>> START

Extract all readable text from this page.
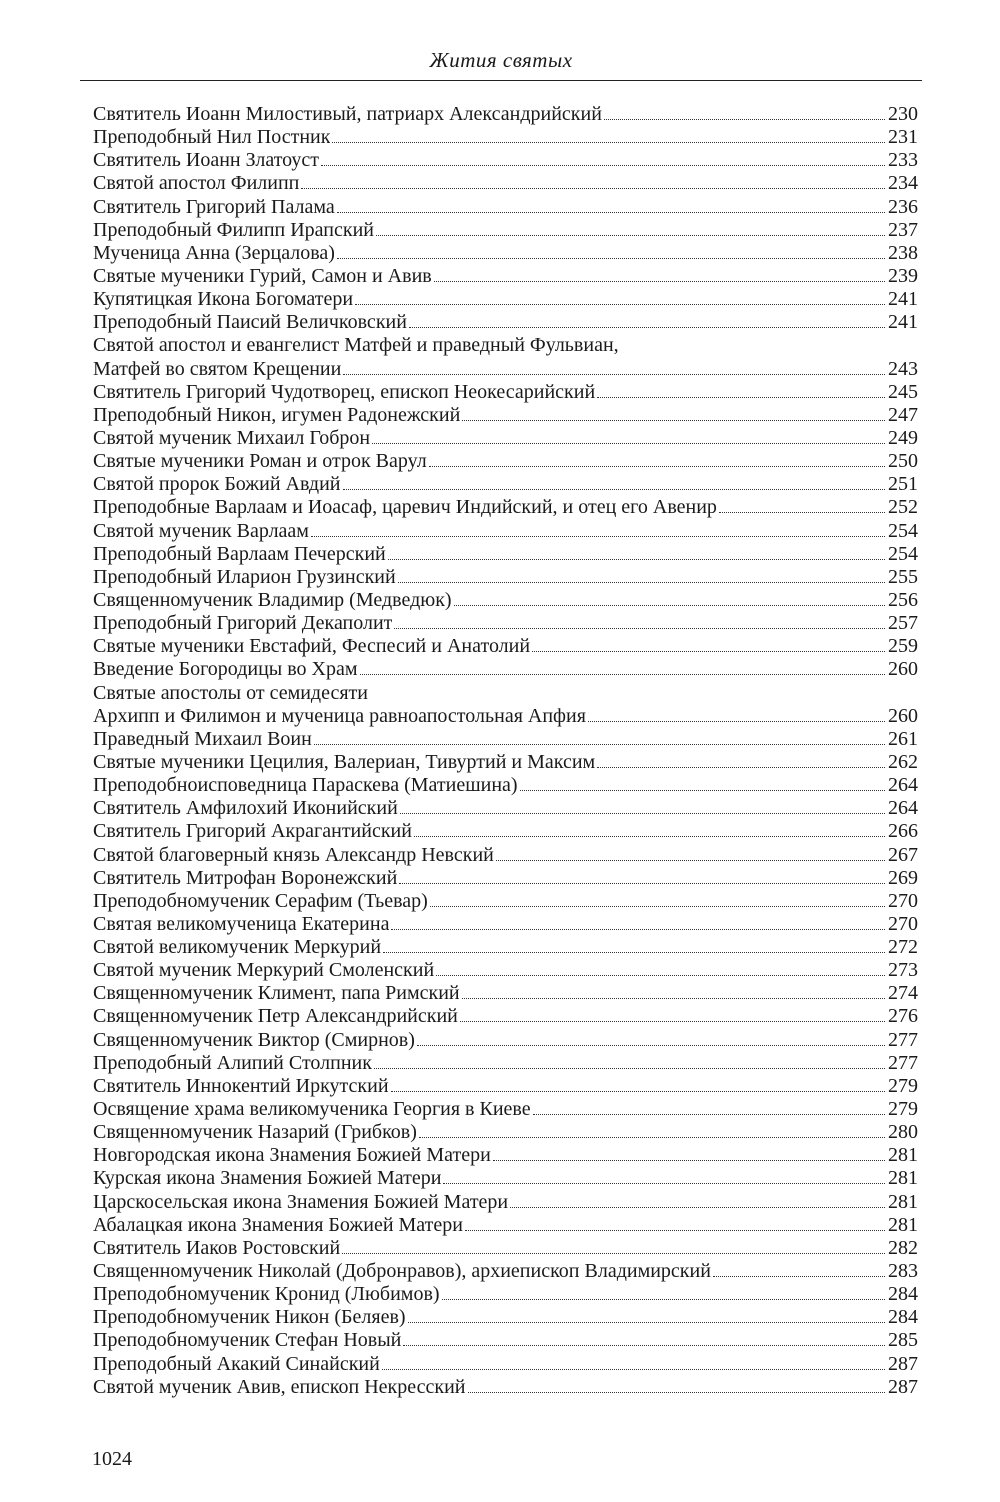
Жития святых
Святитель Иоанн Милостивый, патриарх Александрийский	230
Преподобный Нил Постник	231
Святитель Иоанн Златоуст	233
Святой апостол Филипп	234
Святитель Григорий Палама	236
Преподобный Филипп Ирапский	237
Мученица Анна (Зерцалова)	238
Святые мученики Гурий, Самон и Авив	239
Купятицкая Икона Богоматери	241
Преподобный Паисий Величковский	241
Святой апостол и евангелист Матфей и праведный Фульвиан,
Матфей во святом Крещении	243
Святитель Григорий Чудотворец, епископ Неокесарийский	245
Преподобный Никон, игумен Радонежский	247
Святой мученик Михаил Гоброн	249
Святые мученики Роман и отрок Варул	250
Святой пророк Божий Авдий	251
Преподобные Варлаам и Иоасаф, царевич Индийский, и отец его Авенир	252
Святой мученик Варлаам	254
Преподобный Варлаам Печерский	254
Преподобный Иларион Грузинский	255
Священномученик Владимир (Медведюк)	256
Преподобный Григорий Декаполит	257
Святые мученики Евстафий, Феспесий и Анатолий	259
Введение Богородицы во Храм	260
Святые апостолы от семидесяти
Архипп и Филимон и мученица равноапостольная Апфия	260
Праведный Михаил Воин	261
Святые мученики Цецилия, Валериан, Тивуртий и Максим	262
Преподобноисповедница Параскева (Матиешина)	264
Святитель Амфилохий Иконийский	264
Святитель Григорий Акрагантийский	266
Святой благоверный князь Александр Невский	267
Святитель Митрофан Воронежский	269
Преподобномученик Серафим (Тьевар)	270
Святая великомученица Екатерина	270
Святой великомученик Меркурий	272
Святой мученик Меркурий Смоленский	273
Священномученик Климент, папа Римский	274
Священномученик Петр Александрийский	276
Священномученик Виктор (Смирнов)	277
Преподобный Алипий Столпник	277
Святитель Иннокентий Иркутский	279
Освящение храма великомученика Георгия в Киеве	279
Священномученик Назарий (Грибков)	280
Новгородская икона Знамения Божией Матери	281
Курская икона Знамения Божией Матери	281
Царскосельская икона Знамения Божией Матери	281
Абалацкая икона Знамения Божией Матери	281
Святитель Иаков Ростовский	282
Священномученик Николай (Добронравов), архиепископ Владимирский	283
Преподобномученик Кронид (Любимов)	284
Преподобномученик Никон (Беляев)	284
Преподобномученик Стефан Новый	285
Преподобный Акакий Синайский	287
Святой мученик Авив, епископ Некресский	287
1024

>> END
>> START

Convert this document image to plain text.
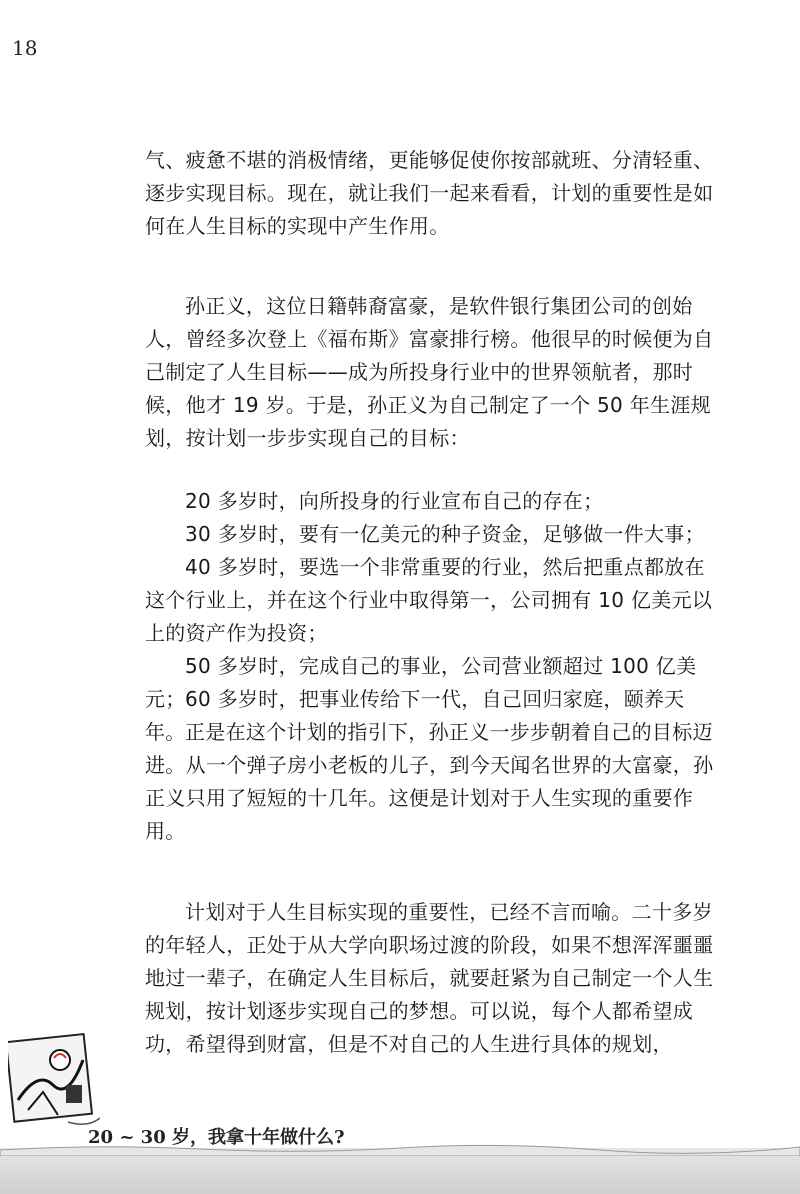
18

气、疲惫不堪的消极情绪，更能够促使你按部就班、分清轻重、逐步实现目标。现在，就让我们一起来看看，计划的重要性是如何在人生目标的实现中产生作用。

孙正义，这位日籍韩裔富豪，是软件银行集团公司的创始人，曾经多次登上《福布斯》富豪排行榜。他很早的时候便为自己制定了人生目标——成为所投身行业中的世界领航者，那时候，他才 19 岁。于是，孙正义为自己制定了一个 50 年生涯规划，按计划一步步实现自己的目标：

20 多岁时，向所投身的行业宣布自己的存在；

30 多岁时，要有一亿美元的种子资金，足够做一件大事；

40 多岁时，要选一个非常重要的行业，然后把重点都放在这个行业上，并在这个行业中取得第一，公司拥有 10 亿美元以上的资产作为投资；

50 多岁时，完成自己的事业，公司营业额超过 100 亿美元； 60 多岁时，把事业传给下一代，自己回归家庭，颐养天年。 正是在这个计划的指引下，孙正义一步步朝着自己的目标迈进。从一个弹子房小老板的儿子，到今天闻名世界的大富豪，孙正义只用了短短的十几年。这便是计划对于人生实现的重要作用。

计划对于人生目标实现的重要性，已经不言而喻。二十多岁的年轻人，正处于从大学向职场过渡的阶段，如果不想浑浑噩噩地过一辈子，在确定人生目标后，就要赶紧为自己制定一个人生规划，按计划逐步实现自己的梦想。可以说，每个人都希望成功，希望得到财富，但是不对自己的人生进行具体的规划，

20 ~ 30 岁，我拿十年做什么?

>> END
>> START

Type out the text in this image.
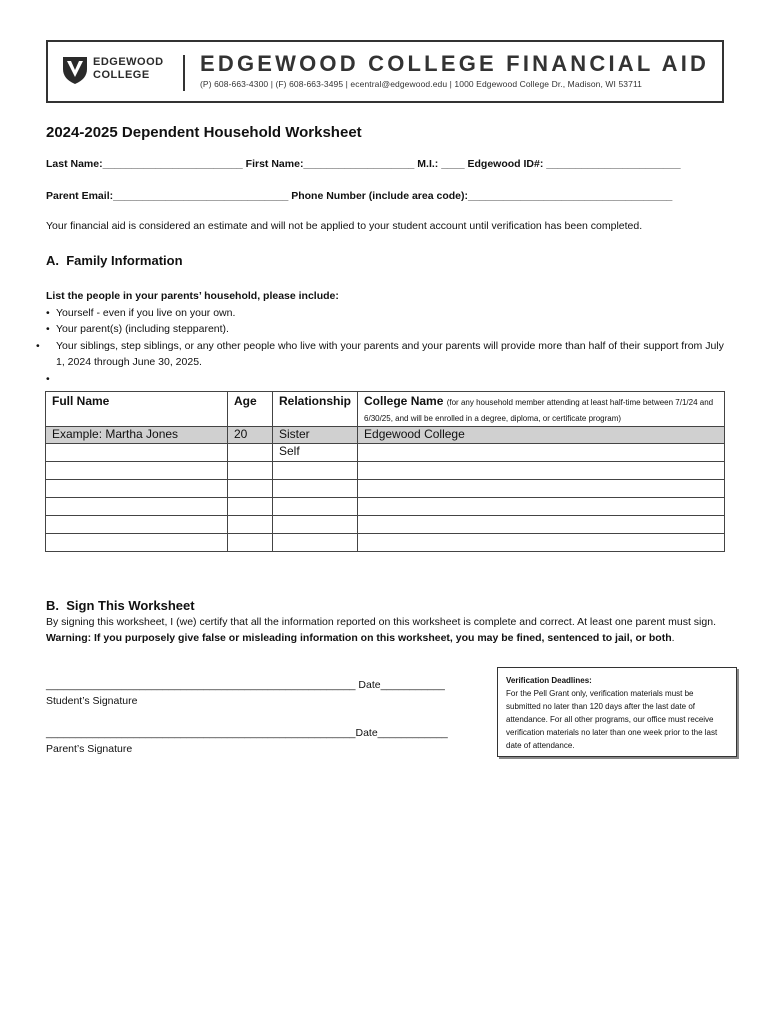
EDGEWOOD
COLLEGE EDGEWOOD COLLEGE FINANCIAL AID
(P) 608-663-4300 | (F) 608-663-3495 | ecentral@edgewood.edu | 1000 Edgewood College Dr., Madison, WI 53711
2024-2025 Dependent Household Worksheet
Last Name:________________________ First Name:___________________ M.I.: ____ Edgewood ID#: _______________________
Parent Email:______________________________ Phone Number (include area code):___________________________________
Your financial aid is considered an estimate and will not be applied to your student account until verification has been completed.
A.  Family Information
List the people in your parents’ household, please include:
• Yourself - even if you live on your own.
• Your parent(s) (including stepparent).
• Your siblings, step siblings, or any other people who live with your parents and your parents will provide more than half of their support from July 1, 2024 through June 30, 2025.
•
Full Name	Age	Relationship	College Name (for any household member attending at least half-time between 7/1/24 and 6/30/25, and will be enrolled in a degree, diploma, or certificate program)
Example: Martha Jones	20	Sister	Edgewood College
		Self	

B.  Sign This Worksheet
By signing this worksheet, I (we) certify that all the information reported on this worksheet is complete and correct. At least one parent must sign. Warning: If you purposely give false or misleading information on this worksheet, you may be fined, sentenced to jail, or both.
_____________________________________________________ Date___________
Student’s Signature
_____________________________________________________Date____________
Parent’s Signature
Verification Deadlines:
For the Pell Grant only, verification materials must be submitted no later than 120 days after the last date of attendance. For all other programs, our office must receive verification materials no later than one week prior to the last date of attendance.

>> END

* Problem statement
Search the data for the word "Матфей" and copy each line where it appears.

* Written response
Святой апостол и евангелист Матфей и праведный Фульвиан,
Матфей во святом Крещении	243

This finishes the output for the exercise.